TASK REQUIREMENTS: Lines holding the string "mindestens" are the ones to copy; find them all in the data.

DATA SUPPLIED:
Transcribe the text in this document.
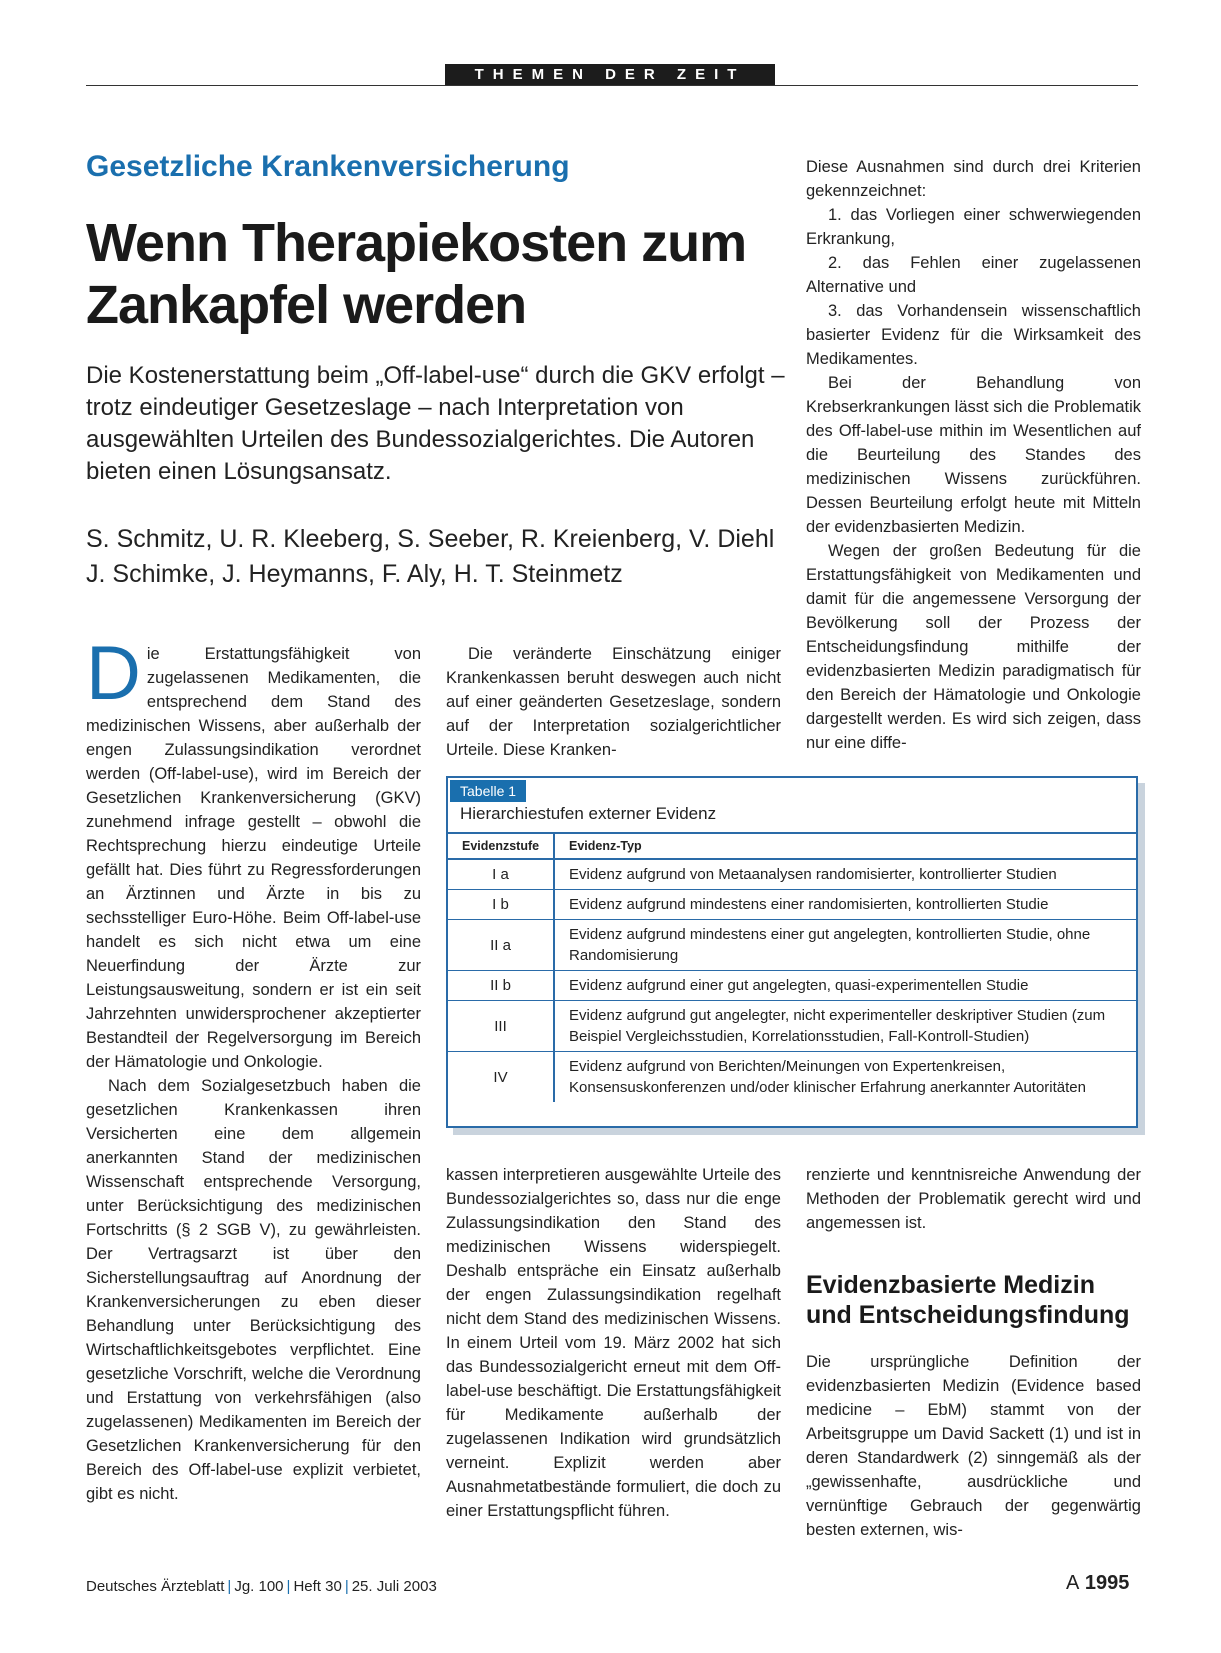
THEMEN DER ZEIT
Gesetzliche Krankenversicherung
Wenn Therapiekosten zum Zankapfel werden
Die Kostenerstattung beim „Off-label-use“ durch die GKV erfolgt – trotz eindeutiger Gesetzeslage – nach Interpretation von ausgewählten Urteilen des Bundessozialgerichtes. Die Autoren bieten einen Lösungsansatz.
S. Schmitz, U. R. Kleeberg, S. Seeber, R. Kreienberg, V. Diehl
J. Schimke, J. Heymanns, F. Aly, H. T. Steinmetz

Die Erstattungsfähigkeit von zugelassenen Medikamenten, die entsprechend dem Stand des medizinischen Wissens, aber außerhalb der engen Zulassungsindikation verordnet werden (Off-label-use), wird im Bereich der Gesetzlichen Krankenversicherung (GKV) zunehmend infrage gestellt – obwohl die Rechtsprechung hierzu eindeutige Urteile gefällt hat. Dies führt zu Regressforderungen an Ärztinnen und Ärzte in bis zu sechsstelliger Euro-Höhe. Beim Off-label-use handelt es sich nicht etwa um eine Neuerfindung der Ärzte zur Leistungsausweitung, sondern er ist ein seit Jahrzehnten unwidersprochener akzeptierter Bestandteil der Regelversorgung im Bereich der Hämatologie und Onkologie.

Nach dem Sozialgesetzbuch haben die gesetzlichen Krankenkassen ihren Versicherten eine dem allgemein anerkannten Stand der medizinischen Wissenschaft entsprechende Versorgung, unter Berücksichtigung des medizinischen Fortschritts (§ 2 SGB V), zu gewährleisten. Der Vertragsarzt ist über den Sicherstellungsauftrag auf Anordnung der Krankenversicherungen zu eben dieser Behandlung unter Berücksichtigung des Wirtschaftlichkeitsgebotes verpflichtet. Eine gesetzliche Vorschrift, welche die Verordnung und Erstattung von verkehrsfähigen (also zugelassenen) Medikamenten im Bereich der Gesetzlichen Krankenversicherung für den Bereich des Off-label-use explizit verbietet, gibt es nicht.

Die veränderte Einschätzung einiger Krankenkassen beruht deswegen auch nicht auf einer geänderten Gesetzeslage, sondern auf der Interpretation sozialgerichtlicher Urteile. Diese Kranken-

Diese Ausnahmen sind durch drei Kriterien gekennzeichnet:

1. das Vorliegen einer schwerwiegenden Erkrankung,

2. das Fehlen einer zugelassenen Alternative und

3. das Vorhandensein wissenschaftlich basierter Evidenz für die Wirksamkeit des Medikamentes.

Bei der Behandlung von Krebserkrankungen lässt sich die Problematik des Off-label-use mithin im Wesentlichen auf die Beurteilung des Standes des medizinischen Wissens zurückführen. Dessen Beurteilung erfolgt heute mit Mitteln der evidenzbasierten Medizin.

Wegen der großen Bedeutung für die Erstattungsfähigkeit von Medikamenten und damit für die angemessene Versorgung der Bevölkerung soll der Prozess der Entscheidungsfindung mithilfe der evidenzbasierten Medizin paradigmatisch für den Bereich der Hämatologie und Onkologie dargestellt werden. Es wird sich zeigen, dass nur eine diffe-

Tabelle 1
Hierarchiestufen externer Evidenz
Evidenzstufe	Evidenz-Typ
I a	Evidenz aufgrund von Metaanalysen randomisierter, kontrollierter Studien
I b	Evidenz aufgrund mindestens einer randomisierten, kontrollierten Studie
II a	Evidenz aufgrund mindestens einer gut angelegten, kontrollierten Studie, ohne Randomisierung
II b	Evidenz aufgrund einer gut angelegten, quasi-experimentellen Studie
III	Evidenz aufgrund gut angelegter, nicht experimenteller deskriptiver Studien (zum Beispiel Vergleichsstudien, Korrelationsstudien, Fall-Kontroll-Studien)
IV	Evidenz aufgrund von Berichten/Meinungen von Expertenkreisen, Konsensuskonferenzen und/oder klinischer Erfahrung anerkannter Autoritäten

kassen interpretieren ausgewählte Urteile des Bundessozialgerichtes so, dass nur die enge Zulassungsindikation den Stand des medizinischen Wissens widerspiegelt. Deshalb entspräche ein Einsatz außerhalb der engen Zulassungsindikation regelhaft nicht dem Stand des medizinischen Wissens. In einem Urteil vom 19. März 2002 hat sich das Bundessozialgericht erneut mit dem Off-label-use beschäftigt. Die Erstattungsfähigkeit für Medikamente außerhalb der zugelassenen Indikation wird grundsätzlich verneint. Explizit werden aber Ausnahmetatbestände formuliert, die doch zu einer Erstattungspflicht führen.

renzierte und kenntnisreiche Anwendung der Methoden der Problematik gerecht wird und angemessen ist.

Evidenzbasierte Medizin und Entscheidungsfindung

Die ursprüngliche Definition der evidenzbasierten Medizin (Evidence based medicine – EbM) stammt von der Arbeitsgruppe um David Sackett (1) und ist in deren Standardwerk (2) sinngemäß als der „gewissenhafte, ausdrückliche und vernünftige Gebrauch der gegenwärtig besten externen, wis-

Deutsches Ärzteblatt | Jg. 100 | Heft 30 | 25. Juli 2003	A 1995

OUTPUT FOR THIS TASK:
I b	Evidenz aufgrund mindestens einer randomisierten, kontrollierten Studie
II a	Evidenz aufgrund mindestens einer gut angelegten, kontrollierten Studie, ohne Randomisierung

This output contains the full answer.